Exercise brief ::
Go through the lines below and copy each one that holds the string "screenshot".

[Records from a collection]
++++++

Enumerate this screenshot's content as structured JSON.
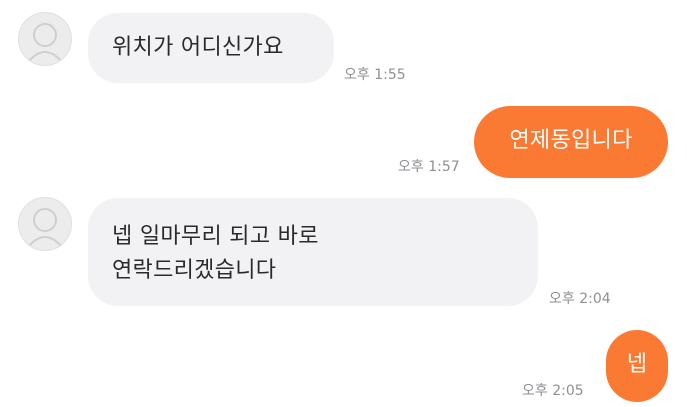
{
  "colors": {
    "incoming_bubble": "#f2f2f5",
    "outgoing_bubble": "#fb7a33",
    "timestamp_text": "#8f8f94"
  },
  "messages": [
    {
      "sender": "other",
      "avatar_icon": "default-profile-icon",
      "text": "위치가 어디신가요",
      "time": "오후 1:55"
    },
    {
      "sender": "me",
      "text": "연제동입니다",
      "time": "오후 1:57"
    },
    {
      "sender": "other",
      "avatar_icon": "default-profile-icon",
      "lines": [
        "넵 일마무리 되고 바로",
        "연락드리겠습니다"
      ],
      "time": "오후 2:04"
    },
    {
      "sender": "me",
      "text": "넵",
      "time": "오후 2:05"
    }
  ]
}
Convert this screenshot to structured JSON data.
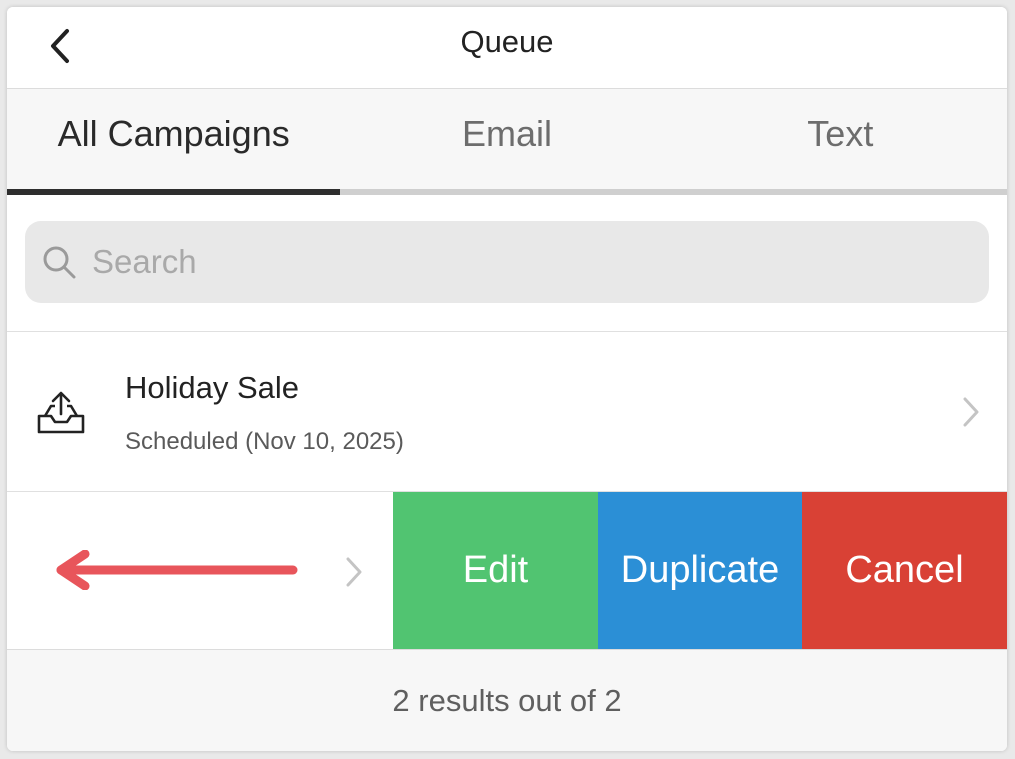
{
  "header": {
    "title": "Queue",
    "back_icon": "chevron-left-icon"
  },
  "tabs": [
    {
      "label": "All Campaigns",
      "active": true
    },
    {
      "label": "Email",
      "active": false
    },
    {
      "label": "Text",
      "active": false
    }
  ],
  "search": {
    "placeholder": "Search",
    "value": ""
  },
  "list": [
    {
      "icon": "outbox-upload-icon",
      "title": "Holiday Sale",
      "status": "Scheduled (Nov 10, 2025)"
    }
  ],
  "swipe_actions": {
    "edit_label": "Edit",
    "duplicate_label": "Duplicate",
    "cancel_label": "Cancel"
  },
  "footer": {
    "results_text": "2 results out of 2"
  },
  "colors": {
    "edit": "#51c471",
    "duplicate": "#2b8fd6",
    "cancel": "#d94135",
    "swipe_arrow": "#e8555b",
    "active_tab_indicator": "#2e2e2e"
  }
}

++++++

The reply ::
Enumerate this screenshot's content as structured JSON.
Convert this screenshot to structured JSON data.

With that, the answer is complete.